--- start Provided data ---

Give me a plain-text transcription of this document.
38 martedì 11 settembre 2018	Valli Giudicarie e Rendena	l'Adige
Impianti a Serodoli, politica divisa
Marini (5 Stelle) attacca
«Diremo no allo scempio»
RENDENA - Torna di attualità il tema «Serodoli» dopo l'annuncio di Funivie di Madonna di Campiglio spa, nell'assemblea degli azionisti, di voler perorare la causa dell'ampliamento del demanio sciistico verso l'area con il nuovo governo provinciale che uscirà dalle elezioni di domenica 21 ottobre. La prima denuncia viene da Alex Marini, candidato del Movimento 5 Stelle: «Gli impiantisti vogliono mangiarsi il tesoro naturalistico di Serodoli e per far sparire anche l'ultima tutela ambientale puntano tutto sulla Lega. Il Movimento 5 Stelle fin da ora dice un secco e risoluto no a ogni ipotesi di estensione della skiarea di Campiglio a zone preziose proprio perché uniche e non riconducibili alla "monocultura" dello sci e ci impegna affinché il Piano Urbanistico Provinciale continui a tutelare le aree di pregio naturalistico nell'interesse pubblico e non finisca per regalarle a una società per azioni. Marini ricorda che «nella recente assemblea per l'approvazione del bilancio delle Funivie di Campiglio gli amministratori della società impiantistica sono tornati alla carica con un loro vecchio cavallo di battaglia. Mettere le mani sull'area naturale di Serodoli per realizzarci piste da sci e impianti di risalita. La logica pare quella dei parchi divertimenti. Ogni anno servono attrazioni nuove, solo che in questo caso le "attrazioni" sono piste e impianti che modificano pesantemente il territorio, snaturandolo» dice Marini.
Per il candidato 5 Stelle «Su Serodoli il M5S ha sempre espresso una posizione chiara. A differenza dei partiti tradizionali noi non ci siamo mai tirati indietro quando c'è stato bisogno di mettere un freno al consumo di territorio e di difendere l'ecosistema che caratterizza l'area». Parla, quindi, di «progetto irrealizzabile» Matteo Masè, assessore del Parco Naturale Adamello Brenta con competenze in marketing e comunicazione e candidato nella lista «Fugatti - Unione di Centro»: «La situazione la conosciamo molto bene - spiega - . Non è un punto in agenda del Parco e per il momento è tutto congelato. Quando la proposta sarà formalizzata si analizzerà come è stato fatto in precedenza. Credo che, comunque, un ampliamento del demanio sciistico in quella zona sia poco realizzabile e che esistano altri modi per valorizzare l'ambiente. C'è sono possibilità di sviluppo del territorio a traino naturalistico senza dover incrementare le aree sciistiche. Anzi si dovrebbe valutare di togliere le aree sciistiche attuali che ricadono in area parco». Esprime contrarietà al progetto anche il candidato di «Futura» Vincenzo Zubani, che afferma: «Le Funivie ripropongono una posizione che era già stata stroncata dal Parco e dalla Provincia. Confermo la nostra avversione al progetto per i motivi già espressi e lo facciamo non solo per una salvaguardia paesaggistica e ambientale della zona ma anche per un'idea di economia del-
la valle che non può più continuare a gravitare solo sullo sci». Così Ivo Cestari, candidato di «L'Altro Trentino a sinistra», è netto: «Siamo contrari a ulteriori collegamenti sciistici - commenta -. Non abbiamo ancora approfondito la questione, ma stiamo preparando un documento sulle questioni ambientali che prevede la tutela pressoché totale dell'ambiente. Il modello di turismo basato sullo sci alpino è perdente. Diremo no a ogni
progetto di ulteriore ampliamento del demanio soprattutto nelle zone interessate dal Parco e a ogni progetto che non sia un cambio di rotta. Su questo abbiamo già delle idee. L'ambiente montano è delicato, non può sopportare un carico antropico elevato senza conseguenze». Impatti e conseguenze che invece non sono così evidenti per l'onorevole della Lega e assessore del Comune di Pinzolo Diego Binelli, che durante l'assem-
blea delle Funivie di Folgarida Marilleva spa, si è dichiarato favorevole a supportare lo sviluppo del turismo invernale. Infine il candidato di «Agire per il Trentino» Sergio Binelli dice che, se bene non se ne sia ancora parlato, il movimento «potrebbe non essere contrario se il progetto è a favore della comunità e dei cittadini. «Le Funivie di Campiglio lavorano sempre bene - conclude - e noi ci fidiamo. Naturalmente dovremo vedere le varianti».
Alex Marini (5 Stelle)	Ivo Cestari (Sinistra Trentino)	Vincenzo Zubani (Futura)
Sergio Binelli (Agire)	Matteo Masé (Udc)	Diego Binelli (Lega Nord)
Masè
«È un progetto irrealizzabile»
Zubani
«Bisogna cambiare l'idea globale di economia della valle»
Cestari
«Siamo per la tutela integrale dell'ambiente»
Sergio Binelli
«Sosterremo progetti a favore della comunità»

--- end Provided data ---

• [Required work]:
Repeat every entry exactly, please.

• [Result]:
Give me a plain-text transcription of this document.
38 martedì 11 settembre 2018	Valli Giudicarie e Rendena	l'Adige
Impianti a Serodoli, politica divisa
Marini (5 Stelle) attacca
«Diremo no allo scempio»
RENDENA - Torna di attualità il tema «Serodoli» dopo l'annuncio di Funivie di Madonna di Campiglio spa, nell'assemblea degli azionisti, di voler perorare la causa dell'ampliamento del demanio sciistico verso l'area con il nuovo governo provinciale che uscirà dalle elezioni di domenica 21 ottobre. La prima denuncia viene da Alex Marini, candidato del Movimento 5 Stelle: «Gli impiantisti vogliono mangiarsi il tesoro naturalistico di Serodoli e per far sparire anche l'ultima tutela ambientale puntano tutto sulla Lega. Il Movimento 5 Stelle fin da ora dice un secco e risoluto no a ogni ipotesi di estensione della skiarea di Campiglio a zone preziose proprio perché uniche e non riconducibili alla "monocultura" dello sci e ci impegna affinché il Piano Urbanistico Provinciale continui a tutelare le aree di pregio naturalistico nell'interesse pubblico e non finisca per regalarle a una società per azioni. Marini ricorda che «nella recente assemblea per l'approvazione del bilancio delle Funivie di Campiglio gli amministratori della società impiantistica sono tornati alla carica con un loro vecchio cavallo di battaglia. Mettere le mani sull'area naturale di Serodoli per realizzarci piste da sci e impianti di risalita. La logica pare quella dei parchi divertimenti. Ogni anno servono attrazioni nuove, solo che in questo caso le "attrazioni" sono piste e impianti che modificano pesantemente il territorio, snaturandolo» dice Marini.
Per il candidato 5 Stelle «Su Serodoli il M5S ha sempre espresso una posizione chiara. A differenza dei partiti tradizionali noi non ci siamo mai tirati indietro quando c'è stato bisogno di mettere un freno al consumo di territorio e di difendere l'ecosistema che caratterizza l'area». Parla, quindi, di «progetto irrealizzabile» Matteo Masè, assessore del Parco Naturale Adamello Brenta con competenze in marketing e comunicazione e candidato nella lista «Fugatti - Unione di Centro»: «La situazione la conosciamo molto bene - spiega - . Non è un punto in agenda del Parco e per il momento è tutto congelato. Quando la proposta sarà formalizzata si analizzerà come è stato fatto in precedenza. Credo che, comunque, un ampliamento del demanio sciistico in quella zona sia poco realizzabile e che esistano altri modi per valorizzare l'ambiente. C'è sono possibilità di sviluppo del territorio a traino naturalistico senza dover incrementare le aree sciistiche. Anzi si dovrebbe valutare di togliere le aree sciistiche attuali che ricadono in area parco». Esprime contrarietà al progetto anche il candidato di «Futura» Vincenzo Zubani, che afferma: «Le Funivie ripropongono una posizione che era già stata stroncata dal Parco e dalla Provincia. Confermo la nostra avversione al progetto per i motivi già espressi e lo facciamo non solo per una salvaguardia paesaggistica e ambientale della zona ma anche per un'idea di economia del-
la valle che non può più continuare a gravitare solo sullo sci». Così Ivo Cestari, candidato di «L'Altro Trentino a sinistra», è netto: «Siamo contrari a ulteriori collegamenti sciistici - commenta -. Non abbiamo ancora approfondito la questione, ma stiamo preparando un documento sulle questioni ambientali che prevede la tutela pressoché totale dell'ambiente. Il modello di turismo basato sullo sci alpino è perdente. Diremo no a ogni
progetto di ulteriore ampliamento del demanio soprattutto nelle zone interessate dal Parco e a ogni progetto che non sia un cambio di rotta. Su questo abbiamo già delle idee. L'ambiente montano è delicato, non può sopportare un carico antropico elevato senza conseguenze». Impatti e conseguenze che invece non sono così evidenti per l'onorevole della Lega e assessore del Comune di Pinzolo Diego Binelli, che durante l'assem-
blea delle Funivie di Folgarida Marilleva spa, si è dichiarato favorevole a supportare lo sviluppo del turismo invernale. Infine il candidato di «Agire per il Trentino» Sergio Binelli dice che, se bene non se ne sia ancora parlato, il movimento «potrebbe non essere contrario se il progetto è a favore della comunità e dei cittadini. «Le Funivie di Campiglio lavorano sempre bene - conclude - e noi ci fidiamo. Naturalmente dovremo vedere le varianti».
Alex Marini (5 Stelle)	Ivo Cestari (Sinistra Trentino)	Vincenzo Zubani (Futura)
Sergio Binelli (Agire)	Matteo Masé (Udc)	Diego Binelli (Lega Nord)
Masè
«È un progetto irrealizzabile»
Zubani
«Bisogna cambiare l'idea globale di economia della valle»
Cestari
«Siamo per la tutela integrale dell'ambiente»
Sergio Binelli
«Sosterremo progetti a favore della comunità»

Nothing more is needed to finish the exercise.